Start of Given records

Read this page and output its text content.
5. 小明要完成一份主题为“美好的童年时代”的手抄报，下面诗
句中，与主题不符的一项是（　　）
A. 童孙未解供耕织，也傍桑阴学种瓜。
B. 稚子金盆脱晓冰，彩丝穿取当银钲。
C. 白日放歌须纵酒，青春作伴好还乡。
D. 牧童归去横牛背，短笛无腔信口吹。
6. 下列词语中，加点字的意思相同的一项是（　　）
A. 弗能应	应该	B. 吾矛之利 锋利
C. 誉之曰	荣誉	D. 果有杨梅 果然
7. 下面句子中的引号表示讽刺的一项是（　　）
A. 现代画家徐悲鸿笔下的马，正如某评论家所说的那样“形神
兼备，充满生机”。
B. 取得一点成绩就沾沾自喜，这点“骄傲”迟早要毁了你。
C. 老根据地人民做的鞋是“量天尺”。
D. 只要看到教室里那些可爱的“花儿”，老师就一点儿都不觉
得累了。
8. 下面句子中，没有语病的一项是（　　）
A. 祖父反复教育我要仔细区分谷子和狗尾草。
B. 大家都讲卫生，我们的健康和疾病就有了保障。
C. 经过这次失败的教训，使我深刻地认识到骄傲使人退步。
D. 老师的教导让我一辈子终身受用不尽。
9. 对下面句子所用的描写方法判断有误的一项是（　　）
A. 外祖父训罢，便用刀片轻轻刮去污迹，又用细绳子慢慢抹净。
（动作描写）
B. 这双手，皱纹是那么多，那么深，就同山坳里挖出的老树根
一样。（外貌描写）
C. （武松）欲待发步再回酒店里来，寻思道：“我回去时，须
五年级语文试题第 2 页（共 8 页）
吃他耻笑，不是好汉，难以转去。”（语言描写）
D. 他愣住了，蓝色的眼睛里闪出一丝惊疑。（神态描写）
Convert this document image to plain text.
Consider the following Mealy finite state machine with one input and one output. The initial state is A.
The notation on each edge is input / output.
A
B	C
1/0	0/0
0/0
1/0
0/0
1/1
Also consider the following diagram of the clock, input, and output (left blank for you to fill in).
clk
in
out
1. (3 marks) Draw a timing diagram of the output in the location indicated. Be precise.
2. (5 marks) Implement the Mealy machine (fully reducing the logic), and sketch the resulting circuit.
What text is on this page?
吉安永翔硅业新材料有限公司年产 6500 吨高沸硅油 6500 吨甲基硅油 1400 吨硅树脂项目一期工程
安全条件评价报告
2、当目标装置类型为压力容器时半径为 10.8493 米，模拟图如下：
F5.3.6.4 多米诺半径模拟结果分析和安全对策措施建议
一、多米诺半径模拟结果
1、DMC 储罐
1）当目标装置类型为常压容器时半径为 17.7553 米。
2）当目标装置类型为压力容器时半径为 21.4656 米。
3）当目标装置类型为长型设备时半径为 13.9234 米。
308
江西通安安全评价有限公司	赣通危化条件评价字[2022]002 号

End of Given records

Task:
How many lines of the records contain the string "marks"? Respond with the number alone.

Exercise output:
2